Tasks to perform ▸
1. Duplicate the stretch of the review of You season 4 from "Throughout all seasons" through "and intelligent manipulator.".
2. For each statement below, say yes or no according to the review of You season 4, and quote the words that settle it. (a) In season 4, Joe takes on a new identity as a university professor of American Literature. (b) In season 4, Joe is the one committing the murders. (c) Charlotte Ritchie is one of the British actors cast in season 4.

Page excerpt ▸
━━━━━━━━━━━━━━━━━━━━

Is the newest season of You worth the watch?

With the wild popularity of its first couple of seasons, it’s no surprise that Netflix released the fourth season of You last week, with Penn Badgley starring as Joe, the charming and charismatic intellectual with questionable morals to say the least. Especially when it comes to his habit of stalking love interests and more often than not murdering those unlucky enough to get in his way. The first few seasons painted a fascinatingly unhinged picture of love and were completely binge-worthy as a result, but the new episodes – set in the UK after faking his death in LA – don’t live up to the well deserved hype of previous seasons. Maybe it’s the plot holes that London geography presents (like when he says he enjoys the ‘short walk’ from Surrey to South Kensington) or the lack of familiar characters replaced with distinctly unlikeable ones. Or maybe his creepy inner monologue has finally become too predictable to be entertaining. Whatever it is, the first half of S4 that is released so far isn’t immediately gripping, but patient viewers are rewarded with a satirical message just as intelligent and relevant as previous seasons.

 

Throughout all seasons there’s this central idea of manipulation – Joe is a satirical embodiment of toxic masculinity, a self-described ‘nice guy’ who refuses to take responsibility for his deeply controlling and misogynistic character. He never makes real attempts to heal from the trauma of his youth, or to consider the effects of his actions on anyone but himself – any guilt stems from the fear of his true nature being discovered by others. Yet we still find ourselves sympathetic, wanting him to escape punishment, a dichotomy on which the show arguably draws much of its success from: nothing quite so successfully conveys the confusing effects of narcissistic strategies and gaslighting as this show, as the viewer falls in love with the handsome and intelligent manipulator.

 

The first season showed us his compulsive and intensely obsessive nature as a manifestation of childhood neglect and abuse, and from then on one of the shows subtler strengths is its ability to address ideas of injustice. Season 4 particularly effectively hinges around its depiction of class and nepotism within British high society, employing some well known British actors to do so, including Charlotte Ritchie (Ghosts and Call the Midwife) and Amy Leigh Hickman (Ackley Bridge and the Dumping Ground).

 

In S4, Joe’s moved to London and assumed a new identity as a university professor teaching American Literature. The show takes on more of a whodunnit style than previous seasons – for once Joe isn’t the one murdering but being framed for it by a mysterious blackmailer threatening to reveal his true identity. Just like in New York and then LA, however, he finds himself quickly adopted by a group of the city’s ultra-rich elites. While the stereotyping and geography of London is quite obviously – well, American – the accuracy with which it depicts the British class system is startlingly accurate. Joe’s new friends exist in a haze of money, snobbery and indulgence, differing from Beck’s influencer friends from S1 or Love’s old money family in S2 by the pure ‘Britishness’ of their nepotism, a network of old money, private school cliques and entitled ignorance. There is a parallel to be drawn between Joe’s calculated but limited understanding of his own evil actions, to the less overt but equally perverted morality of his spoiled and selfish aristocratic friends – making his lofty disdain of them all the more ironic.

 

If you want top quality television, You S4 isn’t the place to look. If, however, you don’t mind struggling through the American cliches of British slang then it remains an intelligently crafted show with an important message behind its obvious shortcomings: that of the damage that can be done when individual ideologies are taken as objective truths, whether that be Joe’s careful justification of murder or the brazen entitlement of aristocracy and those attached to it.

━━━━━━━━━━━━━━━━━━━━

Exercise data ▸
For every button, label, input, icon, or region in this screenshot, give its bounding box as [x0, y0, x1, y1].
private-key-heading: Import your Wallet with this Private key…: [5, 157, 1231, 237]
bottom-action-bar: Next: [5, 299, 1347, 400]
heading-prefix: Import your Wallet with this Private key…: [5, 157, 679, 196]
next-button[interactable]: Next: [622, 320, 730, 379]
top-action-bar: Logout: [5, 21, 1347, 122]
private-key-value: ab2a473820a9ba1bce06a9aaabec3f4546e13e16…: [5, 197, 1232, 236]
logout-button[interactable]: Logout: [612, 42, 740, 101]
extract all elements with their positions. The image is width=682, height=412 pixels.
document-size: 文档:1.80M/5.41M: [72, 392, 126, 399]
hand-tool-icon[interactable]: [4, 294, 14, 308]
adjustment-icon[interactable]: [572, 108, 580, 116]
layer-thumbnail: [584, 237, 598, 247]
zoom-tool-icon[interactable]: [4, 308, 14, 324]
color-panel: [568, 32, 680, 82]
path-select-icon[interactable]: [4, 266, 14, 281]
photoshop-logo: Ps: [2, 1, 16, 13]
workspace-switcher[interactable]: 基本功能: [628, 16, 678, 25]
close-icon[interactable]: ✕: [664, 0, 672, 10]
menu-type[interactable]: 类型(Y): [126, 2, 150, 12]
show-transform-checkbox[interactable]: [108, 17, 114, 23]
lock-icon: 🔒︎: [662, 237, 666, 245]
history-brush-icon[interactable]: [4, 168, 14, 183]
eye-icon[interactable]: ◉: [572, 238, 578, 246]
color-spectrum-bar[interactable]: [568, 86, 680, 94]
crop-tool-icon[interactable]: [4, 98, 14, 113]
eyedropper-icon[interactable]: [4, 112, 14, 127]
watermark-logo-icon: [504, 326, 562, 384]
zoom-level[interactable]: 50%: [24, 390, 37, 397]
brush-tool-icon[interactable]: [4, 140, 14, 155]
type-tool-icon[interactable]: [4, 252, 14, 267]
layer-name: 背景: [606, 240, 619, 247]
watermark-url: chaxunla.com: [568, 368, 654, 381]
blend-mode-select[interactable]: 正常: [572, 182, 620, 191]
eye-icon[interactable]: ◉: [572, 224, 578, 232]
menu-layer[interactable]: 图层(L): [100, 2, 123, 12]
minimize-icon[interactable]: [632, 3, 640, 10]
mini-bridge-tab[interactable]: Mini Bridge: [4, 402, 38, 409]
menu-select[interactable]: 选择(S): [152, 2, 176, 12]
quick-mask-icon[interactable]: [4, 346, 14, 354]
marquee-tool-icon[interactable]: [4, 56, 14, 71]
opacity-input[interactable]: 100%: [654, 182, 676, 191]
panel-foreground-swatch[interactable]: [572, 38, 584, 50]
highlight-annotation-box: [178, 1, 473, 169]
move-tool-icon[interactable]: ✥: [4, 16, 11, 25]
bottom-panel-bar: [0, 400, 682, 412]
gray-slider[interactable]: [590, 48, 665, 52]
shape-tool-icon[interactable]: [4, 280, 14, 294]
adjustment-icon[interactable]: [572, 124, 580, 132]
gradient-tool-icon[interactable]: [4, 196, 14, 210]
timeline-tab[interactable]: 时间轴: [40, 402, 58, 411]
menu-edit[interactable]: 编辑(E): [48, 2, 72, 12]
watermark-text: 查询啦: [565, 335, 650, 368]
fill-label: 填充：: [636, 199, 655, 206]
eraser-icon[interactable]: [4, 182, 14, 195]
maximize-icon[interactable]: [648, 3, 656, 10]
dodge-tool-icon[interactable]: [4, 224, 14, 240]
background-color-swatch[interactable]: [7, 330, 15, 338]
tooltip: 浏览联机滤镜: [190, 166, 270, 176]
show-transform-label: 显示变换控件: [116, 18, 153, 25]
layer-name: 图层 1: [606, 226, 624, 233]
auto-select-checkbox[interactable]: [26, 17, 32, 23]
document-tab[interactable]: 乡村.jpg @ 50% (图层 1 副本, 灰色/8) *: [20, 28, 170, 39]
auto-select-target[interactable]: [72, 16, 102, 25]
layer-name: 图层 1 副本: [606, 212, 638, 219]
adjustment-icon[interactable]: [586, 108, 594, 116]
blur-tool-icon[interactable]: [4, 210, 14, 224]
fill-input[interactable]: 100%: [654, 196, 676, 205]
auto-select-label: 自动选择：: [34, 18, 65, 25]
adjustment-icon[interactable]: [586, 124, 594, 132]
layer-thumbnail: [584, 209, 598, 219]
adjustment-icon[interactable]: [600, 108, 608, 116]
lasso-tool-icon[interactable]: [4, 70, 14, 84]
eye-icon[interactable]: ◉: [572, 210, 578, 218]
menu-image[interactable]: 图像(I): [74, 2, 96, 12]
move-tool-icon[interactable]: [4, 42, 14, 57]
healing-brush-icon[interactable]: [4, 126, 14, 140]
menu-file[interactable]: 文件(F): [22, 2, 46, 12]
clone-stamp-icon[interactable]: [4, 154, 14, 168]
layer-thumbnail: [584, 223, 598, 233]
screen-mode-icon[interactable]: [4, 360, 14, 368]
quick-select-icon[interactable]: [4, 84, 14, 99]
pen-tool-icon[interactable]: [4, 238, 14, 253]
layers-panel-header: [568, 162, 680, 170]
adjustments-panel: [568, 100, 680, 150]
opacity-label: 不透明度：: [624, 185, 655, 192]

━━━━━━━━━━━━━━━━━━━━

Expected results ▸
1.
Throughout all seasons there’s this central idea of manipulation – Joe is a satirical embodiment of toxic masculinity, a self-described ‘nice guy’ who refuses to take responsibility for his deeply controlling and misogynistic character. He never makes real attempts to heal from the trauma of his youth, or to consider the effects of his actions on anyone but himself – any guilt stems from the fear of his true nature being discovered by others. Yet we still find ourselves sympathetic, wanting him to escape punishment, a dichotomy on which the show arguably draws much of its success from: nothing quite so successfully conveys the confusing effects of narcissistic strategies and gaslighting as this show, as the viewer falls in love with the handsome and intelligent manipulator.

2.
(a) Yes: "Joe’s moved to London and assumed a new identity as a university professor teaching American Literature."
(b) No: "for once Joe isn’t the one murdering but being framed for it by a mysterious blackmailer threatening to reveal his true identity."
(c) Yes: "employing some well known British actors to do so, including Charlotte Ritchie (Ghosts and Call the Midwife)."